• **Rows from a layout dataset**:

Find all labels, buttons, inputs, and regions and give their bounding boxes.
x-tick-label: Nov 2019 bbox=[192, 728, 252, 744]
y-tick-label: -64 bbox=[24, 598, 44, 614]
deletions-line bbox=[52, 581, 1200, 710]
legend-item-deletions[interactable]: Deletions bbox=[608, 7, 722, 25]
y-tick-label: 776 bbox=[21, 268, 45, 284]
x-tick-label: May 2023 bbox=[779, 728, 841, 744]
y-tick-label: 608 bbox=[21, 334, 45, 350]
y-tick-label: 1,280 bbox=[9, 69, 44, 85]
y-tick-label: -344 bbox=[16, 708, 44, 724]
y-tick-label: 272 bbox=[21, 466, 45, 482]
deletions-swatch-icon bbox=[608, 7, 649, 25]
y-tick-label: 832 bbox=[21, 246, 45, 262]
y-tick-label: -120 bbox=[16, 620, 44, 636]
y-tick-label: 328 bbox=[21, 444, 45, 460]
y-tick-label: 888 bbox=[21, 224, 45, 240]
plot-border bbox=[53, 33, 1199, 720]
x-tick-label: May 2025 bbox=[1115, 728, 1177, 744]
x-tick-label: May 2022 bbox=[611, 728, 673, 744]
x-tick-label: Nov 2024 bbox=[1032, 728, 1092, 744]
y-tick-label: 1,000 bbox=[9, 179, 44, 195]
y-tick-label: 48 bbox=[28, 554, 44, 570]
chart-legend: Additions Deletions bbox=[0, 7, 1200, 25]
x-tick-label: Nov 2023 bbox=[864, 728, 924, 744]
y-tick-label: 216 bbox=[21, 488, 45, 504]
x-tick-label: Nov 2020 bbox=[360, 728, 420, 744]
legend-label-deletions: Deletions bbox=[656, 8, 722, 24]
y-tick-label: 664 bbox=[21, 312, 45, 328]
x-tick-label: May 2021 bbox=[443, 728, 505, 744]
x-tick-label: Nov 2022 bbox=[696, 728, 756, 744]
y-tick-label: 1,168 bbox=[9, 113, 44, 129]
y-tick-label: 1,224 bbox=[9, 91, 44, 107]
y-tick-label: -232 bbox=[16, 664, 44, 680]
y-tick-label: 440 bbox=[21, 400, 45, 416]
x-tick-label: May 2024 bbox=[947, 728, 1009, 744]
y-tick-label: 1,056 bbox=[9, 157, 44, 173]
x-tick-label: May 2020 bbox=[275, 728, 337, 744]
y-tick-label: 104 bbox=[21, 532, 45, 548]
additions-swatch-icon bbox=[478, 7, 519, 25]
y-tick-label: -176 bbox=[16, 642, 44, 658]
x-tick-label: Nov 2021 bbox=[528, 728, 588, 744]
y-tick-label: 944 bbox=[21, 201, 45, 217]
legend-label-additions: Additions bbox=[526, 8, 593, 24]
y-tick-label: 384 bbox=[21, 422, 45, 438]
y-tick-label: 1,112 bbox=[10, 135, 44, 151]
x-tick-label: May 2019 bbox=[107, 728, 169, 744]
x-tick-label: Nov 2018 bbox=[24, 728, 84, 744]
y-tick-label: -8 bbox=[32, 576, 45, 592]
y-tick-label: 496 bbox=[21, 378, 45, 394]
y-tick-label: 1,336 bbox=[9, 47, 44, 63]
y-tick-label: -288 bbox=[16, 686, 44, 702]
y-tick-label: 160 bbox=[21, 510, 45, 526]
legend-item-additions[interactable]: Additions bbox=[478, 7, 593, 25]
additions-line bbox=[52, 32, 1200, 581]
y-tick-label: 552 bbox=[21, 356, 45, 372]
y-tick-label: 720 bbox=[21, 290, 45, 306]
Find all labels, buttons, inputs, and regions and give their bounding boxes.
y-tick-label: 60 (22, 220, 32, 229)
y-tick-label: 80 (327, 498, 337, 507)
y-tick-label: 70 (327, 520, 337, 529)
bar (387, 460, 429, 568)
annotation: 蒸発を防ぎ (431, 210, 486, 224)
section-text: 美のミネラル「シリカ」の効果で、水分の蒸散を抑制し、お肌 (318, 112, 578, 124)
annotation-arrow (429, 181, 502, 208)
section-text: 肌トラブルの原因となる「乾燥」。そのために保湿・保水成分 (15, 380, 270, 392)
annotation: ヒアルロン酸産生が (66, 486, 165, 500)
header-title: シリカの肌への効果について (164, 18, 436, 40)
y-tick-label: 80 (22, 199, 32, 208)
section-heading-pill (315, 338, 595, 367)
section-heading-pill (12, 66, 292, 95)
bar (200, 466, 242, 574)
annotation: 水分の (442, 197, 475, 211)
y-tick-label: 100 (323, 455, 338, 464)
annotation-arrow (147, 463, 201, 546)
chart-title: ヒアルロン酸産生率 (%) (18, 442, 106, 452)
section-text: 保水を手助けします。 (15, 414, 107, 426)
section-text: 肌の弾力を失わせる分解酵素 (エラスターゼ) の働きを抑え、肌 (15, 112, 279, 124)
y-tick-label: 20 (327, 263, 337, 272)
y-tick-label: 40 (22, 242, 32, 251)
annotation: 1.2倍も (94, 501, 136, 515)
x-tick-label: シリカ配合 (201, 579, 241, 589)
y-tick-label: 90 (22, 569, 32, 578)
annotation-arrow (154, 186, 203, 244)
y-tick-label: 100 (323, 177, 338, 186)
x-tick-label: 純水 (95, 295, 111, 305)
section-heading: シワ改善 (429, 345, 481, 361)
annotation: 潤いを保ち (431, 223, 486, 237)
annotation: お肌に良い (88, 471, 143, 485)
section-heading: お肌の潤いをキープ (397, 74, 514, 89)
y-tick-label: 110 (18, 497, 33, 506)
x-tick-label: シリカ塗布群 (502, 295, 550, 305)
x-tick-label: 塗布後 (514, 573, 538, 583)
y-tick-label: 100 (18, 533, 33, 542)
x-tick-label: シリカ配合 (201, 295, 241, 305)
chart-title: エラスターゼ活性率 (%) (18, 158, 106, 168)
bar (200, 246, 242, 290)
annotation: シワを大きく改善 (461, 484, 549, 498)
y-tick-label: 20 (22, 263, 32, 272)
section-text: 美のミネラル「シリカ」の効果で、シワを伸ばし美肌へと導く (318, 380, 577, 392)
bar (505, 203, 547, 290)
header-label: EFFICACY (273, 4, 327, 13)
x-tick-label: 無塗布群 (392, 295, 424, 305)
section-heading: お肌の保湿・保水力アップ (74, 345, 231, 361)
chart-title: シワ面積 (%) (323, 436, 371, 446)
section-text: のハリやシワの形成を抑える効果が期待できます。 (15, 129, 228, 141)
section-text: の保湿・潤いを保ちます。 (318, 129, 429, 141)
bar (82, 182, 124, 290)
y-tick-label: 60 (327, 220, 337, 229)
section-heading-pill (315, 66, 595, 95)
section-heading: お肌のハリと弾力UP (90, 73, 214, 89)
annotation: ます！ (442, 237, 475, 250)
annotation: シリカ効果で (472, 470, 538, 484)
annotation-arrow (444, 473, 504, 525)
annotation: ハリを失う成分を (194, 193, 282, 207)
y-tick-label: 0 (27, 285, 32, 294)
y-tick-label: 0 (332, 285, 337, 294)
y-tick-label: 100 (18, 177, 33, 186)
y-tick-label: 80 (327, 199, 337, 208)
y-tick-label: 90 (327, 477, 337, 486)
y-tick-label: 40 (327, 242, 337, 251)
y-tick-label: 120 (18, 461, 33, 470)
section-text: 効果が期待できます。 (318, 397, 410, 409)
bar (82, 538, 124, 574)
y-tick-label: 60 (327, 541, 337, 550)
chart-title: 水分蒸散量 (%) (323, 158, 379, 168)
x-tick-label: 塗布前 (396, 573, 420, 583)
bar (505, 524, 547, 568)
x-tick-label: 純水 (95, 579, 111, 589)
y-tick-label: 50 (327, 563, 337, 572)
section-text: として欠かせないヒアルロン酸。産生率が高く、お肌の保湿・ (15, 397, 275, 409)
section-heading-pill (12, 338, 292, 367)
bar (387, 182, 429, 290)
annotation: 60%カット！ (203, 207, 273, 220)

• **What is being asked**: Write out everything in the material from the start down to the line containing "y-tick-label: 496 bbox=[21, 378, 45, 394]", with both ends included.

• **Solution**:
Find all labels, buttons, inputs, and regions and give their bounding boxes.
x-tick-label: Nov 2019 bbox=[192, 728, 252, 744]
y-tick-label: -64 bbox=[24, 598, 44, 614]
deletions-line bbox=[52, 581, 1200, 710]
legend-item-deletions[interactable]: Deletions bbox=[608, 7, 722, 25]
y-tick-label: 776 bbox=[21, 268, 45, 284]
x-tick-label: May 2023 bbox=[779, 728, 841, 744]
y-tick-label: 608 bbox=[21, 334, 45, 350]
y-tick-label: 1,280 bbox=[9, 69, 44, 85]
y-tick-label: -344 bbox=[16, 708, 44, 724]
y-tick-label: 272 bbox=[21, 466, 45, 482]
deletions-swatch-icon bbox=[608, 7, 649, 25]
y-tick-label: 832 bbox=[21, 246, 45, 262]
y-tick-label: -120 bbox=[16, 620, 44, 636]
y-tick-label: 328 bbox=[21, 444, 45, 460]
y-tick-label: 888 bbox=[21, 224, 45, 240]
plot-border bbox=[53, 33, 1199, 720]
x-tick-label: May 2025 bbox=[1115, 728, 1177, 744]
x-tick-label: May 2022 bbox=[611, 728, 673, 744]
x-tick-label: Nov 2024 bbox=[1032, 728, 1092, 744]
y-tick-label: 1,000 bbox=[9, 179, 44, 195]
y-tick-label: 48 bbox=[28, 554, 44, 570]
chart-legend: Additions Deletions bbox=[0, 7, 1200, 25]
x-tick-label: Nov 2023 bbox=[864, 728, 924, 744]
y-tick-label: 216 bbox=[21, 488, 45, 504]
x-tick-label: Nov 2020 bbox=[360, 728, 420, 744]
legend-label-deletions: Deletions bbox=[656, 8, 722, 24]
y-tick-label: 664 bbox=[21, 312, 45, 328]
x-tick-label: May 2021 bbox=[443, 728, 505, 744]
x-tick-label: Nov 2022 bbox=[696, 728, 756, 744]
y-tick-label: 1,168 bbox=[9, 113, 44, 129]
y-tick-label: 1,224 bbox=[9, 91, 44, 107]
y-tick-label: -232 bbox=[16, 664, 44, 680]
y-tick-label: 440 bbox=[21, 400, 45, 416]
x-tick-label: May 2024 bbox=[947, 728, 1009, 744]
y-tick-label: 1,056 bbox=[9, 157, 44, 173]
x-tick-label: May 2020 bbox=[275, 728, 337, 744]
y-tick-label: 104 bbox=[21, 532, 45, 548]
additions-swatch-icon bbox=[478, 7, 519, 25]
y-tick-label: -176 bbox=[16, 642, 44, 658]
x-tick-label: Nov 2021 bbox=[528, 728, 588, 744]
y-tick-label: 944 bbox=[21, 201, 45, 217]
legend-label-additions: Additions bbox=[526, 8, 593, 24]
y-tick-label: 384 bbox=[21, 422, 45, 438]
y-tick-label: 1,112 bbox=[10, 135, 44, 151]
x-tick-label: May 2019 bbox=[107, 728, 169, 744]
x-tick-label: Nov 2018 bbox=[24, 728, 84, 744]
y-tick-label: -8 bbox=[32, 576, 45, 592]
y-tick-label: 496 bbox=[21, 378, 45, 394]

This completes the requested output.